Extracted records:
______________________________

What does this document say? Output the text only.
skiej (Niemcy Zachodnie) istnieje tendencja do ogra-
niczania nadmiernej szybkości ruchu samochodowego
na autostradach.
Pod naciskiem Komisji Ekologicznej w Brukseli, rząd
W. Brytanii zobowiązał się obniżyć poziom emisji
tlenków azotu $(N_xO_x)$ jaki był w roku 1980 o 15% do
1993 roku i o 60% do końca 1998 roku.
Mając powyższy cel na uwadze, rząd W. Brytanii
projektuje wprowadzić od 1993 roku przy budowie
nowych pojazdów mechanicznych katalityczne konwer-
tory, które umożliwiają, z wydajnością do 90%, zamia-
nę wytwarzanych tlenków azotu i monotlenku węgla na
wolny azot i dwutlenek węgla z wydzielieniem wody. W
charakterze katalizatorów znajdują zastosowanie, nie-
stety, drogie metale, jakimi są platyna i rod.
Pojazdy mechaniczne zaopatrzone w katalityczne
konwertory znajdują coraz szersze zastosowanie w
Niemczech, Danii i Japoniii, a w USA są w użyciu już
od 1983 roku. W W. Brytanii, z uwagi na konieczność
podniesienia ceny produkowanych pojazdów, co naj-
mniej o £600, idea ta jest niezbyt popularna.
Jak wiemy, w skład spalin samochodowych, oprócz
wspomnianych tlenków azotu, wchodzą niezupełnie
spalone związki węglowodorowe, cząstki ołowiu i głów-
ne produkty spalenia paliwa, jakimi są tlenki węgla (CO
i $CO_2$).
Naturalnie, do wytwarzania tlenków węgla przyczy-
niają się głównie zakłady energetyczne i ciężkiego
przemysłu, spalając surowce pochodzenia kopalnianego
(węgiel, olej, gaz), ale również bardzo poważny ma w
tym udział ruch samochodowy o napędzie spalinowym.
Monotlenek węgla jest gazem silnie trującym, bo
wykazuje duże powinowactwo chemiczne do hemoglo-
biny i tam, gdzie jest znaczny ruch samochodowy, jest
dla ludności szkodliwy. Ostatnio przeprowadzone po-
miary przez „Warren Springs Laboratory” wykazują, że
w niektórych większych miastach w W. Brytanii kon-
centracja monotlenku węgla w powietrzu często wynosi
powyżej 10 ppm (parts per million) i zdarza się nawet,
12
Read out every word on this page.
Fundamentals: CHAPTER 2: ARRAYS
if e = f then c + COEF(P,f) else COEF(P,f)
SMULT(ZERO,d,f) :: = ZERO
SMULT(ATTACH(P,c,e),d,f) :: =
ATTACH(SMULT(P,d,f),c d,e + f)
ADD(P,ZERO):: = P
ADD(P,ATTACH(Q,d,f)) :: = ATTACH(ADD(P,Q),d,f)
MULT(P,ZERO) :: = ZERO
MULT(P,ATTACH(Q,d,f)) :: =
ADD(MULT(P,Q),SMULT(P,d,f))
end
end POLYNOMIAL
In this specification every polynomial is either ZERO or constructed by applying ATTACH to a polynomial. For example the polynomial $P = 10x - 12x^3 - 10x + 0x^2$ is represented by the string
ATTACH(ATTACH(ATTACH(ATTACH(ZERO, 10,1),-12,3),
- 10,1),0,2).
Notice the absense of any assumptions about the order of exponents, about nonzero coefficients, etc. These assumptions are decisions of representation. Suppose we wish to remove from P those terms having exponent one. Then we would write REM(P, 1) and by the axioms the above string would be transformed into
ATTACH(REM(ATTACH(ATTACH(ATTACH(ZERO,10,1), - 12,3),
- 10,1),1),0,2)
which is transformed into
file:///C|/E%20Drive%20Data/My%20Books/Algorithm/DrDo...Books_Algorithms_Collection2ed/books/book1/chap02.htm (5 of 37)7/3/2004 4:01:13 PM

______________________________

SHORT TASK:
Copy all the records above precisely.

RESPONSE TO THIS TASK:
What does this document say? Output the text only.
skiej (Niemcy Zachodnie) istnieje tendencja do ogra-
niczania nadmiernej szybkości ruchu samochodowego
na autostradach.
Pod naciskiem Komisji Ekologicznej w Brukseli, rząd
W. Brytanii zobowiązał się obniżyć poziom emisji
tlenków azotu $(N_xO_x)$ jaki był w roku 1980 o 15% do
1993 roku i o 60% do końca 1998 roku.
Mając powyższy cel na uwadze, rząd W. Brytanii
projektuje wprowadzić od 1993 roku przy budowie
nowych pojazdów mechanicznych katalityczne konwer-
tory, które umożliwiają, z wydajnością do 90%, zamia-
nę wytwarzanych tlenków azotu i monotlenku węgla na
wolny azot i dwutlenek węgla z wydzielieniem wody. W
charakterze katalizatorów znajdują zastosowanie, nie-
stety, drogie metale, jakimi są platyna i rod.
Pojazdy mechaniczne zaopatrzone w katalityczne
konwertory znajdują coraz szersze zastosowanie w
Niemczech, Danii i Japoniii, a w USA są w użyciu już
od 1983 roku. W W. Brytanii, z uwagi na konieczność
podniesienia ceny produkowanych pojazdów, co naj-
mniej o £600, idea ta jest niezbyt popularna.
Jak wiemy, w skład spalin samochodowych, oprócz
wspomnianych tlenków azotu, wchodzą niezupełnie
spalone związki węglowodorowe, cząstki ołowiu i głów-
ne produkty spalenia paliwa, jakimi są tlenki węgla (CO
i $CO_2$).
Naturalnie, do wytwarzania tlenków węgla przyczy-
niają się głównie zakłady energetyczne i ciężkiego
przemysłu, spalając surowce pochodzenia kopalnianego
(węgiel, olej, gaz), ale również bardzo poważny ma w
tym udział ruch samochodowy o napędzie spalinowym.
Monotlenek węgla jest gazem silnie trującym, bo
wykazuje duże powinowactwo chemiczne do hemoglo-
biny i tam, gdzie jest znaczny ruch samochodowy, jest
dla ludności szkodliwy. Ostatnio przeprowadzone po-
miary przez „Warren Springs Laboratory” wykazują, że
w niektórych większych miastach w W. Brytanii kon-
centracja monotlenku węgla w powietrzu często wynosi
powyżej 10 ppm (parts per million) i zdarza się nawet,
12
Read out every word on this page.
Fundamentals: CHAPTER 2: ARRAYS
if e = f then c + COEF(P,f) else COEF(P,f)
SMULT(ZERO,d,f) :: = ZERO
SMULT(ATTACH(P,c,e),d,f) :: =
ATTACH(SMULT(P,d,f),c d,e + f)
ADD(P,ZERO):: = P
ADD(P,ATTACH(Q,d,f)) :: = ATTACH(ADD(P,Q),d,f)
MULT(P,ZERO) :: = ZERO
MULT(P,ATTACH(Q,d,f)) :: =
ADD(MULT(P,Q),SMULT(P,d,f))
end
end POLYNOMIAL
In this specification every polynomial is either ZERO or constructed by applying ATTACH to a polynomial. For example the polynomial $P = 10x - 12x^3 - 10x + 0x^2$ is represented by the string
ATTACH(ATTACH(ATTACH(ATTACH(ZERO, 10,1),-12,3),
- 10,1),0,2).
Notice the absense of any assumptions about the order of exponents, about nonzero coefficients, etc. These assumptions are decisions of representation. Suppose we wish to remove from P those terms having exponent one. Then we would write REM(P, 1) and by the axioms the above string would be transformed into
ATTACH(REM(ATTACH(ATTACH(ATTACH(ZERO,10,1), - 12,3),
- 10,1),1),0,2)
which is transformed into
file:///C|/E%20Drive%20Data/My%20Books/Algorithm/DrDo...Books_Algorithms_Collection2ed/books/book1/chap02.htm (5 of 37)7/3/2004 4:01:13 PM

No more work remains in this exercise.